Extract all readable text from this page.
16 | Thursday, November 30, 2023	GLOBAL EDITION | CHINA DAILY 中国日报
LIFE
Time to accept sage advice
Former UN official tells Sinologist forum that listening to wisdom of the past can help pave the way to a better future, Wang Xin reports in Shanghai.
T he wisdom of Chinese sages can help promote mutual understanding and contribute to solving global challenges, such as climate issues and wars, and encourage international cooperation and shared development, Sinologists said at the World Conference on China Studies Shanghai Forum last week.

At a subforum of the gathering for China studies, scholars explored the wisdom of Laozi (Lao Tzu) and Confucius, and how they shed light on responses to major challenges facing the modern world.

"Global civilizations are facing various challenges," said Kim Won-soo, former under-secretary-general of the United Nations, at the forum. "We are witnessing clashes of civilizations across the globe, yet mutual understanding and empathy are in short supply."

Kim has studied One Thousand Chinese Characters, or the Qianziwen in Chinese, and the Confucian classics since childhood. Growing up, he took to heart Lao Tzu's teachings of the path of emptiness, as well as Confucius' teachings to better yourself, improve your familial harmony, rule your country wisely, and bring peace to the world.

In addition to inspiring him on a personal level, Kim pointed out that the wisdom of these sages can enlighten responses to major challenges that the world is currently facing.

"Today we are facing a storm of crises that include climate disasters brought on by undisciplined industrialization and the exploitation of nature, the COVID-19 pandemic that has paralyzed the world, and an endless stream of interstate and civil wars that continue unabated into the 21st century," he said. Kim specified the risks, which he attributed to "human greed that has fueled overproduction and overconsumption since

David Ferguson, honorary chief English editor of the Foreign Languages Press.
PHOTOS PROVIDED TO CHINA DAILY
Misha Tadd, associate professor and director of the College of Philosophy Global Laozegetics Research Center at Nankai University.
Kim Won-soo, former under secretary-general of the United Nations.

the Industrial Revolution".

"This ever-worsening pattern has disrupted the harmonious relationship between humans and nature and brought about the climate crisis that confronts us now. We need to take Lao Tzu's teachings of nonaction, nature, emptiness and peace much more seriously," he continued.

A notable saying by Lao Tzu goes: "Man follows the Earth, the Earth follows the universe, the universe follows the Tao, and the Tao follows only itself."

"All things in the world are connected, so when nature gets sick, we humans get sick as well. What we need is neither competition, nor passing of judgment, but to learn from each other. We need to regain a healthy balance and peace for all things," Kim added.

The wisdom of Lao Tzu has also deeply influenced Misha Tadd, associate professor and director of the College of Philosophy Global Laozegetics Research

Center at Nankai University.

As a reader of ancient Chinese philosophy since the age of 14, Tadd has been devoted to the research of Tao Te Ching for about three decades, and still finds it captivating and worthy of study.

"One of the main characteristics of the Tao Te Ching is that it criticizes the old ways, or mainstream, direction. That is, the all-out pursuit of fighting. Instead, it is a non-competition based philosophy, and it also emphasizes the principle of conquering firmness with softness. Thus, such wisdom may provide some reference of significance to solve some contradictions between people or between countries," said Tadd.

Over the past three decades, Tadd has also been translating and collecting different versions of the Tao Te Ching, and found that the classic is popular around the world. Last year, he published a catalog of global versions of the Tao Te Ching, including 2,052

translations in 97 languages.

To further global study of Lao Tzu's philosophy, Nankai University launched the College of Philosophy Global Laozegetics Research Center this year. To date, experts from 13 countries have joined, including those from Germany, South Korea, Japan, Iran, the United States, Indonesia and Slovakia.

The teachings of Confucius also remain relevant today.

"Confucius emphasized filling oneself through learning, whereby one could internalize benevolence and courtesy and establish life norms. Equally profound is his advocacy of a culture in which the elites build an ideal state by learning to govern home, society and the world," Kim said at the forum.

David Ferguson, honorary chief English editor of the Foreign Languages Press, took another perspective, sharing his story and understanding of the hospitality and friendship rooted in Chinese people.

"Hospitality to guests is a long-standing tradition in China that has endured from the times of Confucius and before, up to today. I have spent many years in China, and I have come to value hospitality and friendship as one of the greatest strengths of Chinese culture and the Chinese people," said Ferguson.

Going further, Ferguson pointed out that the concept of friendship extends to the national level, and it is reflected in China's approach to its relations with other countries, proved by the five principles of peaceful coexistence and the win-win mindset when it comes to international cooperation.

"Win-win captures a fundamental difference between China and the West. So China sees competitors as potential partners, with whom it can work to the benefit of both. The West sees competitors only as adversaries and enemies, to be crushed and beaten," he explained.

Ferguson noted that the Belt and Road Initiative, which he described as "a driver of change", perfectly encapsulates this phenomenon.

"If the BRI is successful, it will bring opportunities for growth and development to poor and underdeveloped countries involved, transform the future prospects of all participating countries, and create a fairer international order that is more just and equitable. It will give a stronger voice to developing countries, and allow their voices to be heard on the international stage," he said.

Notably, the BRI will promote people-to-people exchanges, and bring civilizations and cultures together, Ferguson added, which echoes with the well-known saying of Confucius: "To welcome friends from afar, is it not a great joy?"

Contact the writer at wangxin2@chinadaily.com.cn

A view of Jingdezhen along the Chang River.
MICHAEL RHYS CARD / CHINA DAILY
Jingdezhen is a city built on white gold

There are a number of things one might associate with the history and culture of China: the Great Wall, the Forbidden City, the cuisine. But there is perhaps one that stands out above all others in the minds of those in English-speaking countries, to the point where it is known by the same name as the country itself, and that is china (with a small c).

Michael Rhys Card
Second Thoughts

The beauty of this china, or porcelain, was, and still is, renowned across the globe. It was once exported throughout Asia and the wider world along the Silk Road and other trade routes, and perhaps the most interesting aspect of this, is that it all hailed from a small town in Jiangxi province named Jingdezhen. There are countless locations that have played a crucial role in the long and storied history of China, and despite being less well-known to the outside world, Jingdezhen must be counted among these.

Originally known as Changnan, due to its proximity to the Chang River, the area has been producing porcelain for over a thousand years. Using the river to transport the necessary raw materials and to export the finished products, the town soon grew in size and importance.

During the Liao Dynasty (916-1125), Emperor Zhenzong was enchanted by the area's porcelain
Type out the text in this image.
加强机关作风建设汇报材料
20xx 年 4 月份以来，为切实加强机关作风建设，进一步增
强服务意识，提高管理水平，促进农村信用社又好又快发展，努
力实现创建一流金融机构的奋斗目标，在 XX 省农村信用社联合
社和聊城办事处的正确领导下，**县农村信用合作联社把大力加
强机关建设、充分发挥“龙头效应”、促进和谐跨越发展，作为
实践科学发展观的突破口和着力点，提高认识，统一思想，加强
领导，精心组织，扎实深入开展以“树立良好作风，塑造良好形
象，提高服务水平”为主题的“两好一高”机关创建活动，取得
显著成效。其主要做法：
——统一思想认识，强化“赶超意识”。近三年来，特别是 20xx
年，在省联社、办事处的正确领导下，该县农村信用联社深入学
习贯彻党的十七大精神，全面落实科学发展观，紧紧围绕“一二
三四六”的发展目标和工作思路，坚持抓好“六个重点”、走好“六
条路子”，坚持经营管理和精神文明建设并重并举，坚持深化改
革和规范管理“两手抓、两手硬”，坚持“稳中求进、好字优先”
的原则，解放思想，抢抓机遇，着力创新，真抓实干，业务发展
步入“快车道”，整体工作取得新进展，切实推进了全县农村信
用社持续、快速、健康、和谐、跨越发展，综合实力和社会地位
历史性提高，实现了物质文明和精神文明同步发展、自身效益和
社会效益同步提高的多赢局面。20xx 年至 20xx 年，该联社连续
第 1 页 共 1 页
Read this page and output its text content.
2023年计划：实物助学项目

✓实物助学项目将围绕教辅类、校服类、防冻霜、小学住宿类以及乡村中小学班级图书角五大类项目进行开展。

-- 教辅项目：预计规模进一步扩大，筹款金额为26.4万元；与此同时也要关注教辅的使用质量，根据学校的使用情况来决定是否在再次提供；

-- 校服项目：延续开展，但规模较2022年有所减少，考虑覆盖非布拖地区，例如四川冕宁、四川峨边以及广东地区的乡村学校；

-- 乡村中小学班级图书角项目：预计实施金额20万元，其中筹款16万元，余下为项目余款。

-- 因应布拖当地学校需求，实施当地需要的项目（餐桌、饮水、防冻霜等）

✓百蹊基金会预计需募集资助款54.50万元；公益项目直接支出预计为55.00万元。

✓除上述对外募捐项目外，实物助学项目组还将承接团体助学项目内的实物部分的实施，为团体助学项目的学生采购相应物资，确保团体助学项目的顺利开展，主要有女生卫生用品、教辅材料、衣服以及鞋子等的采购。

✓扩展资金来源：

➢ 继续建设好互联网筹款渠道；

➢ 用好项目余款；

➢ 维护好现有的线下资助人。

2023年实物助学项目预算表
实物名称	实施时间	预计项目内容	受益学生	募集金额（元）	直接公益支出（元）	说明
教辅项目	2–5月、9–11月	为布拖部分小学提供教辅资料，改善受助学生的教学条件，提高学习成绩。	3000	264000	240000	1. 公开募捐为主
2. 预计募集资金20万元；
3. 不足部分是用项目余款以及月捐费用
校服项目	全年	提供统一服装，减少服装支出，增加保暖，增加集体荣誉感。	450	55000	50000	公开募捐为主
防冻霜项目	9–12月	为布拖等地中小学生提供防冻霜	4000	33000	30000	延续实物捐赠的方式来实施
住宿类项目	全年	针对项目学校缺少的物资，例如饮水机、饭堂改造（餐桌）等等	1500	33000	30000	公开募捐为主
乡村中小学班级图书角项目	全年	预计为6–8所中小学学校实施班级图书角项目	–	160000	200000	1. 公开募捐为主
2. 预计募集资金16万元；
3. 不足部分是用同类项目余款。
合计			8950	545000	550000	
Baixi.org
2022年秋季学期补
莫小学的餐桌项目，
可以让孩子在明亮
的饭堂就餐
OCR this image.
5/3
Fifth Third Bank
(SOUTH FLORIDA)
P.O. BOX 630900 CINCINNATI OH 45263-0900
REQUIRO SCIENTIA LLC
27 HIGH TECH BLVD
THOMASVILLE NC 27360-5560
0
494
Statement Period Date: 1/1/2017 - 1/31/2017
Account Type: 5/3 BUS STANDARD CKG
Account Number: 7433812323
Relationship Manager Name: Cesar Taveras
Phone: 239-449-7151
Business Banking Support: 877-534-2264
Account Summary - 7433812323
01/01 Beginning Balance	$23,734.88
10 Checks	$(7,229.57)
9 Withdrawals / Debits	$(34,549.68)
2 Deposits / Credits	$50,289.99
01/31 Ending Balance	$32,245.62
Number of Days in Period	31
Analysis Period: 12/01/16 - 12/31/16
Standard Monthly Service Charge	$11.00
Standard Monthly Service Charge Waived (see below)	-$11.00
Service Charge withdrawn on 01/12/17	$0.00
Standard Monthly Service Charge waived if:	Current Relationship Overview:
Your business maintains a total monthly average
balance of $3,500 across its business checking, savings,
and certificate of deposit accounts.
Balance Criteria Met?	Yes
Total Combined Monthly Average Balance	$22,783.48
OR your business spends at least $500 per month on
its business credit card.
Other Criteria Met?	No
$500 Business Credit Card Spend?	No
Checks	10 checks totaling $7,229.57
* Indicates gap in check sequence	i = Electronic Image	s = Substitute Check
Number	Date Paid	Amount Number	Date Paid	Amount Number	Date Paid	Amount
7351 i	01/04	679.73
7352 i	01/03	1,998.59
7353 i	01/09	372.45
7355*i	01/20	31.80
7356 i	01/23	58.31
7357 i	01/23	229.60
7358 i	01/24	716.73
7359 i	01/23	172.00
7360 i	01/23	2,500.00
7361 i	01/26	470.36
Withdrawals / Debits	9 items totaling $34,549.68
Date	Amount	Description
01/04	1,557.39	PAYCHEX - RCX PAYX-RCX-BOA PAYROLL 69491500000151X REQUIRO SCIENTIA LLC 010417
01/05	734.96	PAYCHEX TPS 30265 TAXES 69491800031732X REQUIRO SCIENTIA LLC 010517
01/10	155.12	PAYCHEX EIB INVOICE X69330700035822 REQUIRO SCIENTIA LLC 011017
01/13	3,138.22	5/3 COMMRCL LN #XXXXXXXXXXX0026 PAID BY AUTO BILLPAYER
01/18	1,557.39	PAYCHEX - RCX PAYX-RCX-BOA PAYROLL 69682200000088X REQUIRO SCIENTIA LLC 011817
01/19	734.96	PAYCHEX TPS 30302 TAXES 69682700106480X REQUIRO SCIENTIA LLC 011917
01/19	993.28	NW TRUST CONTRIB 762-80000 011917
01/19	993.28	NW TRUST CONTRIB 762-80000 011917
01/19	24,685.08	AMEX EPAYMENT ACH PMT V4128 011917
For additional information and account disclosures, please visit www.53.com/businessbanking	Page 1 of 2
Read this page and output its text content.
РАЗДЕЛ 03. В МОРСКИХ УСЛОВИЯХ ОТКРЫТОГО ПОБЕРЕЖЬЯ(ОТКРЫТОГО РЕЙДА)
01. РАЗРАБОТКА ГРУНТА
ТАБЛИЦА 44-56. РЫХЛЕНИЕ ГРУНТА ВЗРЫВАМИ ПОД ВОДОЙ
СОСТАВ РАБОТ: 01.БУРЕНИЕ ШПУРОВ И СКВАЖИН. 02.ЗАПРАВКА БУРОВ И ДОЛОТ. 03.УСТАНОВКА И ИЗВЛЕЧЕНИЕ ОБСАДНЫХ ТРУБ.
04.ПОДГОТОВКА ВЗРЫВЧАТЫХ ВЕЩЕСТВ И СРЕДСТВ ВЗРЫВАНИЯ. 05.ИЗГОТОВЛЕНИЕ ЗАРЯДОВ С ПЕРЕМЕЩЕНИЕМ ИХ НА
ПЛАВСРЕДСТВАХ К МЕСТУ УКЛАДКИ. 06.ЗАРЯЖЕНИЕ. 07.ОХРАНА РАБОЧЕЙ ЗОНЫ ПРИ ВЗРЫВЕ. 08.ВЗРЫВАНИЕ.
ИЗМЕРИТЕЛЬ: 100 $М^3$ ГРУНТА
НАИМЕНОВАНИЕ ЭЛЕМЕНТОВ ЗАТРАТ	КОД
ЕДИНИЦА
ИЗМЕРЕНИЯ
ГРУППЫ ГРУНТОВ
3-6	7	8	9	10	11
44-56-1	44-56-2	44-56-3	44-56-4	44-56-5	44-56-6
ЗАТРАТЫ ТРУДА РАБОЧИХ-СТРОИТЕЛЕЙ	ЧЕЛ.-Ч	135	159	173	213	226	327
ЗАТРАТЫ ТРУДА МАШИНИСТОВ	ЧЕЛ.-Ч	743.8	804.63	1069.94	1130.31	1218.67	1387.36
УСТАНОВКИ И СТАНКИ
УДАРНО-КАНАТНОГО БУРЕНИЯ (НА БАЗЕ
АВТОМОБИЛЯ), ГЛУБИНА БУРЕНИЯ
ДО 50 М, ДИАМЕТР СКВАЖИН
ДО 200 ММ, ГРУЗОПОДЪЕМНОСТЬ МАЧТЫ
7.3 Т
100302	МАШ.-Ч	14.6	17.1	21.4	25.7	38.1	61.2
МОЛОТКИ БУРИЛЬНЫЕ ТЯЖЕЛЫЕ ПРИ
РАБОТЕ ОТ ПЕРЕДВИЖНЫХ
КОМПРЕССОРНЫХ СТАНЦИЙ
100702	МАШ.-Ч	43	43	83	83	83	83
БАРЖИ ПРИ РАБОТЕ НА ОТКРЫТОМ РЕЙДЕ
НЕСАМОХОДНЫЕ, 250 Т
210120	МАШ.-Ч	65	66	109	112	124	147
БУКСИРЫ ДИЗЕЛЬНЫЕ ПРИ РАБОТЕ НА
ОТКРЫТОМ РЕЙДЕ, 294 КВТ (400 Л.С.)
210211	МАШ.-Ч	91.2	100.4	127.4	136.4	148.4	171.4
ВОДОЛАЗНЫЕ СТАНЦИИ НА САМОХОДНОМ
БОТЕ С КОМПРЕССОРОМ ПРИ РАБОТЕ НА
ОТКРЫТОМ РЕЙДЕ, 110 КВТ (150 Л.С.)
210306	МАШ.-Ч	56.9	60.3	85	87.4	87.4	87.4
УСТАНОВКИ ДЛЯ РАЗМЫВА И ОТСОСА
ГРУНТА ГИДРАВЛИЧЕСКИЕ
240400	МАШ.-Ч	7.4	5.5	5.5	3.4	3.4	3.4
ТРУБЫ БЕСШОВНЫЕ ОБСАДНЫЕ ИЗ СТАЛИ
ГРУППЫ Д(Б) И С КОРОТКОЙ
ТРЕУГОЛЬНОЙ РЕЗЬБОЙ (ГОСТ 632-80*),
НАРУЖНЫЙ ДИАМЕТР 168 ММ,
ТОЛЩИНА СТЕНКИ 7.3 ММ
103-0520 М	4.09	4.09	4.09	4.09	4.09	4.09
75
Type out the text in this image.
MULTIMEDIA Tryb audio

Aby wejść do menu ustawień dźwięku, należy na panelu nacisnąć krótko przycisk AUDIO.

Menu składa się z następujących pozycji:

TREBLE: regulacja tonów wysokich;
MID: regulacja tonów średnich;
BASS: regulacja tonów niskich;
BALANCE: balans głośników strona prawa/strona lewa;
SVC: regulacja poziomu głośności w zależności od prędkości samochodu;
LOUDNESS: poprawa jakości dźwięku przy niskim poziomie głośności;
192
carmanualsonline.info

--------------------

• **Exercise goal**
Which lines include the word "David"? List them all.

• **Exercise answer**
David Ferguson, honorary chief English editor of the Foreign Languages Press.
David Ferguson, honorary chief English editor of the Foreign Languages Press, took another perspective, sharing his story and understanding of the hospitality and friendship rooted in Chinese people.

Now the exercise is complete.